(Records from a data collection)
·····
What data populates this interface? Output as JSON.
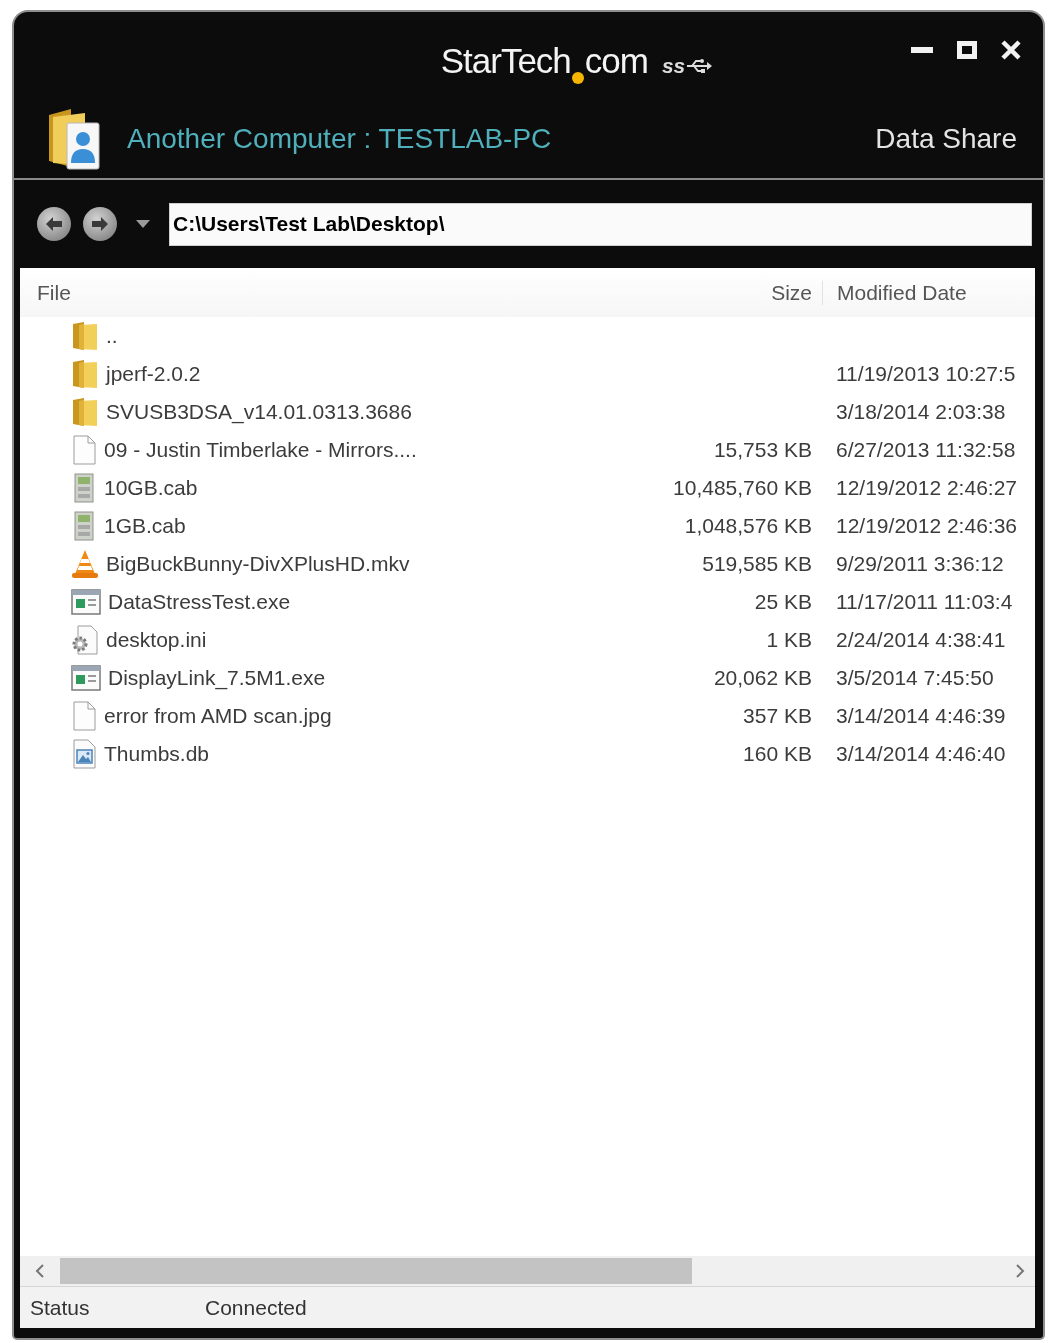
{
  "title_bar": {
    "logo_name": "StarTech",
    "logo_suffix": "com",
    "usb_badge": "ss"
  },
  "header": {
    "connection": "Another Computer : TESTLAB-PC",
    "mode": "Data Share"
  },
  "address_bar": {
    "path": "C:\\Users\\Test Lab\\Desktop\\"
  },
  "file_list": {
    "columns": [
      "File",
      "Size",
      "Modified Date"
    ],
    "rows": [
      {
        "kind": "folder",
        "name": ".."
      },
      {
        "kind": "folder",
        "name": "jperf-2.0.2",
        "date": "11/19/2013 10:27:5"
      },
      {
        "kind": "folder",
        "name": "SVUSB3DSA_v14.01.0313.3686",
        "date": "3/18/2014 2:03:38"
      },
      {
        "kind": "file",
        "name": "09 - Justin Timberlake - Mirrors....",
        "size": "15,753 KB",
        "date": "6/27/2013 11:32:58"
      },
      {
        "kind": "archive",
        "name": "10GB.cab",
        "size": "10,485,760 KB",
        "date": "12/19/2012 2:46:27"
      },
      {
        "kind": "archive",
        "name": "1GB.cab",
        "size": "1,048,576 KB",
        "date": "12/19/2012 2:46:36"
      },
      {
        "kind": "video",
        "name": "BigBuckBunny-DivXPlusHD.mkv",
        "size": "519,585 KB",
        "date": "9/29/2011 3:36:12"
      },
      {
        "kind": "program",
        "name": "DataStressTest.exe",
        "size": "25 KB",
        "date": "11/17/2011 11:03:4"
      },
      {
        "kind": "settings",
        "name": "desktop.ini",
        "size": "1 KB",
        "date": "2/24/2014 4:38:41"
      },
      {
        "kind": "program",
        "name": "DisplayLink_7.5M1.exe",
        "size": "20,062 KB",
        "date": "3/5/2014 7:45:50"
      },
      {
        "kind": "file",
        "name": "error from AMD scan.jpg",
        "size": "357 KB",
        "date": "3/14/2014 4:46:39"
      },
      {
        "kind": "database",
        "name": "Thumbs.db",
        "size": "160 KB",
        "date": "3/14/2014 4:46:40"
      }
    ]
  },
  "status_bar": {
    "label": "Status",
    "value": "Connected"
  }
}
·····
-- Task goal --
Using the data above, write out every line exactly, leaving the images behind.

-- Completed exercise --
What data populates this interface? Output as JSON.
{
  "title_bar": {
    "logo_name": "StarTech",
    "logo_suffix": "com",
    "usb_badge": "ss"
  },
  "header": {
    "connection": "Another Computer : TESTLAB-PC",
    "mode": "Data Share"
  },
  "address_bar": {
    "path": "C:\\Users\\Test Lab\\Desktop\\"
  },
  "file_list": {
    "columns": [
      "File",
      "Size",
      "Modified Date"
    ],
    "rows": [
      {
        "kind": "folder",
        "name": ".."
      },
      {
        "kind": "folder",
        "name": "jperf-2.0.2",
        "date": "11/19/2013 10:27:5"
      },
      {
        "kind": "folder",
        "name": "SVUSB3DSA_v14.01.0313.3686",
        "date": "3/18/2014 2:03:38"
      },
      {
        "kind": "file",
        "name": "09 - Justin Timberlake - Mirrors....",
        "size": "15,753 KB",
        "date": "6/27/2013 11:32:58"
      },
      {
        "kind": "archive",
        "name": "10GB.cab",
        "size": "10,485,760 KB",
        "date": "12/19/2012 2:46:27"
      },
      {
        "kind": "archive",
        "name": "1GB.cab",
        "size": "1,048,576 KB",
        "date": "12/19/2012 2:46:36"
      },
      {
        "kind": "video",
        "name": "BigBuckBunny-DivXPlusHD.mkv",
        "size": "519,585 KB",
        "date": "9/29/2011 3:36:12"
      },
      {
        "kind": "program",
        "name": "DataStressTest.exe",
        "size": "25 KB",
        "date": "11/17/2011 11:03:4"
      },
      {
        "kind": "settings",
        "name": "desktop.ini",
        "size": "1 KB",
        "date": "2/24/2014 4:38:41"
      },
      {
        "kind": "program",
        "name": "DisplayLink_7.5M1.exe",
        "size": "20,062 KB",
        "date": "3/5/2014 7:45:50"
      },
      {
        "kind": "file",
        "name": "error from AMD scan.jpg",
        "size": "357 KB",
        "date": "3/14/2014 4:46:39"
      },
      {
        "kind": "database",
        "name": "Thumbs.db",
        "size": "160 KB",
        "date": "3/14/2014 4:46:40"
      }
    ]
  },
  "status_bar": {
    "label": "Status",
    "value": "Connected"
  }
}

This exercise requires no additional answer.